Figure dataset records
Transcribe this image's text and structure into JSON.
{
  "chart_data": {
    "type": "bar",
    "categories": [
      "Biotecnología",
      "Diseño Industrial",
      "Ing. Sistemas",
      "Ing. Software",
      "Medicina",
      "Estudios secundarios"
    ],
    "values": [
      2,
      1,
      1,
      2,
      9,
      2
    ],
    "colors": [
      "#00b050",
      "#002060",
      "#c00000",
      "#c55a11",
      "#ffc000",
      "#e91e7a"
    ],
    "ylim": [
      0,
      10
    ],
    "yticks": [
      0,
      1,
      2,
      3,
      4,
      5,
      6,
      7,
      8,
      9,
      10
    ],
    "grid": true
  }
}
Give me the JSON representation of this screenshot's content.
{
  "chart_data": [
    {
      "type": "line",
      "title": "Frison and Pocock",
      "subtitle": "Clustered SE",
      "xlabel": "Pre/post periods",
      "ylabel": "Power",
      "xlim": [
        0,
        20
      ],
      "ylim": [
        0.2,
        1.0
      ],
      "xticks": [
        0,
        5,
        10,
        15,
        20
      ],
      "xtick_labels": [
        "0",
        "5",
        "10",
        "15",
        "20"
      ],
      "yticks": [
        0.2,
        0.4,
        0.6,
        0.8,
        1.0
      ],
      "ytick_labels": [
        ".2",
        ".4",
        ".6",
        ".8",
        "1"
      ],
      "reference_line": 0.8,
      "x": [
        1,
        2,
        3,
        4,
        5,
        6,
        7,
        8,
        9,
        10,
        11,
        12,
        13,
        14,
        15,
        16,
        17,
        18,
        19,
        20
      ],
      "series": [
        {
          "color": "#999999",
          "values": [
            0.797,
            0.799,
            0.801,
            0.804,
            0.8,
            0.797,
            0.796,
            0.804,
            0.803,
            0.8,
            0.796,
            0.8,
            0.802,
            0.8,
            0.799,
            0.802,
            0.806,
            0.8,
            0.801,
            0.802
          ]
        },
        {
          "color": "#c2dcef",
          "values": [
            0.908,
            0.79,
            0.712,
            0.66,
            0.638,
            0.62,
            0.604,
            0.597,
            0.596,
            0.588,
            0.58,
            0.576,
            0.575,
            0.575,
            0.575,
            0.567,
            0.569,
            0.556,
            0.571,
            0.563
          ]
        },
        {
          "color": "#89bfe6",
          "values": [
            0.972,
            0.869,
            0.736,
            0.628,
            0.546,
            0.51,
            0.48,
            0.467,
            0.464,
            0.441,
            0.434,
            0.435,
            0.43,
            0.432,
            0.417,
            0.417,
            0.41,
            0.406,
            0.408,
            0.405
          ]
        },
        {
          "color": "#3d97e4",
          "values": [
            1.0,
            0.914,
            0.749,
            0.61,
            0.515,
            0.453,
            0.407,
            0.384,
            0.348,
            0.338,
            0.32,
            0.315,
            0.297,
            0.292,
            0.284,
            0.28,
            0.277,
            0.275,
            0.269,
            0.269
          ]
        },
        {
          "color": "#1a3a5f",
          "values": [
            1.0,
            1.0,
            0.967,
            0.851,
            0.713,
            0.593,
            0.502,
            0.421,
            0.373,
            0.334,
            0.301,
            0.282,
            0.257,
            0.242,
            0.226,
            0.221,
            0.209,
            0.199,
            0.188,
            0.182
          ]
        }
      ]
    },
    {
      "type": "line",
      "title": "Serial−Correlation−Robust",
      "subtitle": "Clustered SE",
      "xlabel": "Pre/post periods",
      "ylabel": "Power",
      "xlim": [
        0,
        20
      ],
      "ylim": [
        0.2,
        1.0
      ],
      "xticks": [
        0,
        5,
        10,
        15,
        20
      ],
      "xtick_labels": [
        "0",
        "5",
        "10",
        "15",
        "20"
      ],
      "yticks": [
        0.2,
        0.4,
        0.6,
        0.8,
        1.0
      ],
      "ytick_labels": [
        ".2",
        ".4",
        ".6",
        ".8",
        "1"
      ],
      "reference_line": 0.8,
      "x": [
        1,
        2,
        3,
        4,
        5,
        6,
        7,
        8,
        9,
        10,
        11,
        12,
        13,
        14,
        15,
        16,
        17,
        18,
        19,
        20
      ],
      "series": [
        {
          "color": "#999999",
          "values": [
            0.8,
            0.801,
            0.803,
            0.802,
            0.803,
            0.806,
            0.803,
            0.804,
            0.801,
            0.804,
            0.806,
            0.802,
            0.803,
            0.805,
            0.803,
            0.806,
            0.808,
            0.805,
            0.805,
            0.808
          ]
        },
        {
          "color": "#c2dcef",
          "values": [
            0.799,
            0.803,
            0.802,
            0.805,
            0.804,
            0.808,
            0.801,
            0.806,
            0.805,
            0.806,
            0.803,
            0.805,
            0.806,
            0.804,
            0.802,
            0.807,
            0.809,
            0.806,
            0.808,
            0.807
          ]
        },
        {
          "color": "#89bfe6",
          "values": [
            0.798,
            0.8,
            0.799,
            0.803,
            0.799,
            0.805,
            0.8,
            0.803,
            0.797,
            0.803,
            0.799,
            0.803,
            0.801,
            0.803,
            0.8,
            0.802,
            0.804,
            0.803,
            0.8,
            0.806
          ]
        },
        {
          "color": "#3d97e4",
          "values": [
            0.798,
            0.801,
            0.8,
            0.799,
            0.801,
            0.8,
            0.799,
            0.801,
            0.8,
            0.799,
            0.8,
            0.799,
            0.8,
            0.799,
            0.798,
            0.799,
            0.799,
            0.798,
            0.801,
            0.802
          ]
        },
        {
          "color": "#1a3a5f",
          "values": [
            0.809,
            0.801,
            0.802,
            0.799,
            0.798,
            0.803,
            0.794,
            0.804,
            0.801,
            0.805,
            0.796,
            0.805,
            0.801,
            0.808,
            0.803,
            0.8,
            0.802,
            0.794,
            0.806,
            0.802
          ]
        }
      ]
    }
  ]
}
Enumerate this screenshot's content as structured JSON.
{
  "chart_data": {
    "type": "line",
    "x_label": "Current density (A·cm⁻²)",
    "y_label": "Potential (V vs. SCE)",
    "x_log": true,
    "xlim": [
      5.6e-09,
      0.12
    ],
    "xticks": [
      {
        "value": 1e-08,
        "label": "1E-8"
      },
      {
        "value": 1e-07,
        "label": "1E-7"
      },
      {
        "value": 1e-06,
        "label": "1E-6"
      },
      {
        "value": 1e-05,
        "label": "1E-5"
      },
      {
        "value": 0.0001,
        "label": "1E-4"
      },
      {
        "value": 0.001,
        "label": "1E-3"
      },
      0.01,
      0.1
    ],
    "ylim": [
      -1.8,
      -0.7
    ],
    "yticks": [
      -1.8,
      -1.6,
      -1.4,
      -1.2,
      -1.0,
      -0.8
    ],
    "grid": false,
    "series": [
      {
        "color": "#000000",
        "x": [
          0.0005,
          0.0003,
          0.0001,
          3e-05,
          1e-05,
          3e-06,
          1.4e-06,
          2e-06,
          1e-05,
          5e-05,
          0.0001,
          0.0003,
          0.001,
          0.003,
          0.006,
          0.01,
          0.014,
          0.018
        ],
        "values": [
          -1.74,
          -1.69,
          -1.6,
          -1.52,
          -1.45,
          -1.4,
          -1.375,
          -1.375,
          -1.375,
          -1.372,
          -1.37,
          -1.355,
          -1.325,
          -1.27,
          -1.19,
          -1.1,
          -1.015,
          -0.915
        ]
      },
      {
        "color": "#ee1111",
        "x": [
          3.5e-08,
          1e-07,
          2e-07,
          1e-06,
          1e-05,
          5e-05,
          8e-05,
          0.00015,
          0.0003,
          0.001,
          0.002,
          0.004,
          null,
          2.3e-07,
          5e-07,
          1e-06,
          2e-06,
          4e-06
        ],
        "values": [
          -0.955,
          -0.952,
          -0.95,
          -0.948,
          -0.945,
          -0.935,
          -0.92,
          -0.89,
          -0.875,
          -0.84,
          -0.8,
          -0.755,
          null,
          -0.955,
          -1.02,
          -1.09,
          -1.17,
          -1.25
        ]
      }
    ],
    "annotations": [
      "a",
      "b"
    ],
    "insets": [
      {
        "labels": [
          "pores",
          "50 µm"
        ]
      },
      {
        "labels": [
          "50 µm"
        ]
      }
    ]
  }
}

# Goal
Write out every line from the entries where "JSON" appears.

# Response to the exercise
Transcribe this image's text and structure into JSON.
Give me the JSON representation of this screenshot's content.
Enumerate this screenshot's content as structured JSON.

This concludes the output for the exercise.